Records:
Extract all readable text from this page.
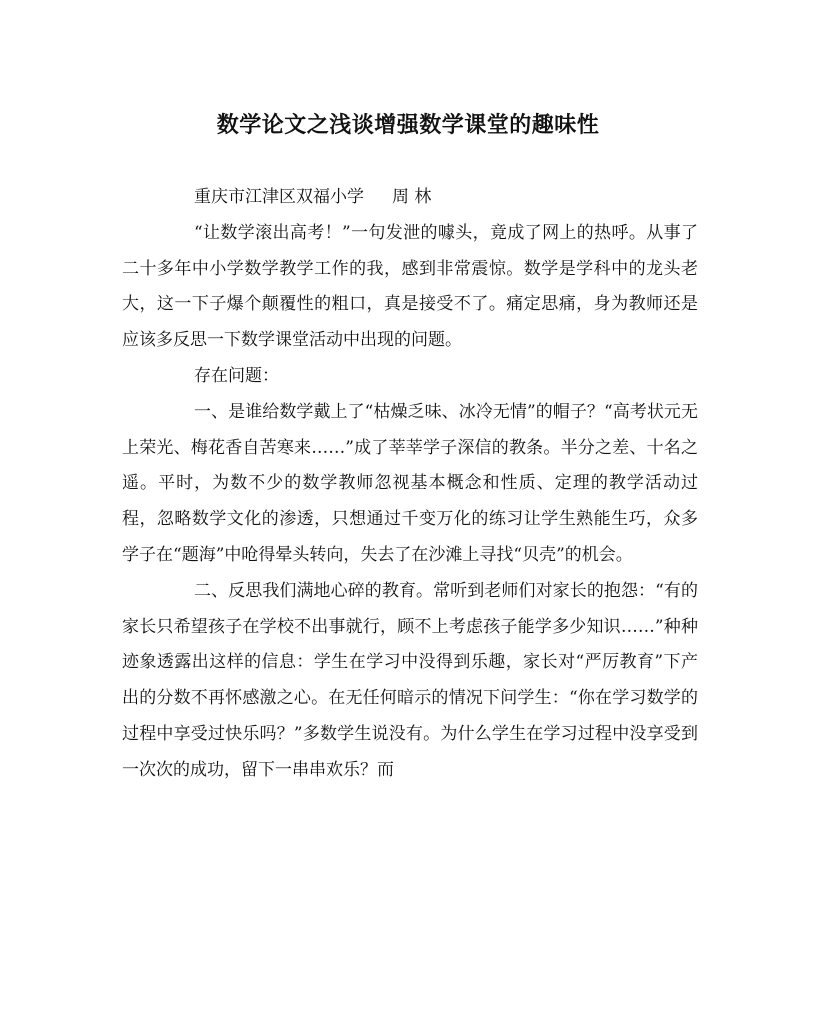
数学论文之浅谈增强数学课堂的趣味性

重庆市江津区双福小学 周 林

“让数学滚出高考！”一句发泄的噱头，竟成了网上的热呼。从事了二十多年中小学数学教学工作的我，感到非常震惊。数学是学科中的龙头老大，这一下子爆个颠覆性的粗口，真是接受不了。痛定思痛，身为教师还是应该多反思一下数学课堂活动中出现的问题。

存在问题：

一、是谁给数学戴上了“枯燥乏味、冰冷无情”的帽子？“高考状元无上荣光、梅花香自苦寒来……”成了莘莘学子深信的教条。半分之差、十名之遥。平时，为数不少的数学教师忽视基本概念和性质、定理的教学活动过程，忽略数学文化的渗透，只想通过千变万化的练习让学生熟能生巧，众多学子在“题海”中呛得晕头转向，失去了在沙滩上寻找“贝壳”的机会。

二、反思我们满地心碎的教育。常听到老师们对家长的抱怨：“有的家长只希望孩子在学校不出事就行，顾不上考虑孩子能学多少知识……”种种迹象透露出这样的信息：学生在学习中没得到乐趣，家长对“严厉教育”下产出的分数不再怀感激之心。在无任何暗示的情况下问学生：“你在学习数学的过程中享受过快乐吗？”多数学生说没有。为什么学生在学习过程中没享受到一次次的成功，留下一串串欢乐？而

## Task details
Make an exact reproduction of the listing above, without any pictures.

## Response for this exercise
Extract all readable text from this page.
数学论文之浅谈增强数学课堂的趣味性

重庆市江津区双福小学 周 林

“让数学滚出高考！”一句发泄的噱头，竟成了网上的热呼。从事了二十多年中小学数学教学工作的我，感到非常震惊。数学是学科中的龙头老大，这一下子爆个颠覆性的粗口，真是接受不了。痛定思痛，身为教师还是应该多反思一下数学课堂活动中出现的问题。

存在问题：

一、是谁给数学戴上了“枯燥乏味、冰冷无情”的帽子？“高考状元无上荣光、梅花香自苦寒来……”成了莘莘学子深信的教条。半分之差、十名之遥。平时，为数不少的数学教师忽视基本概念和性质、定理的教学活动过程，忽略数学文化的渗透，只想通过千变万化的练习让学生熟能生巧，众多学子在“题海”中呛得晕头转向，失去了在沙滩上寻找“贝壳”的机会。

二、反思我们满地心碎的教育。常听到老师们对家长的抱怨：“有的家长只希望孩子在学校不出事就行，顾不上考虑孩子能学多少知识……”种种迹象透露出这样的信息：学生在学习中没得到乐趣，家长对“严厉教育”下产出的分数不再怀感激之心。在无任何暗示的情况下问学生：“你在学习数学的过程中享受过快乐吗？”多数学生说没有。为什么学生在学习过程中没享受到一次次的成功，留下一串串欢乐？而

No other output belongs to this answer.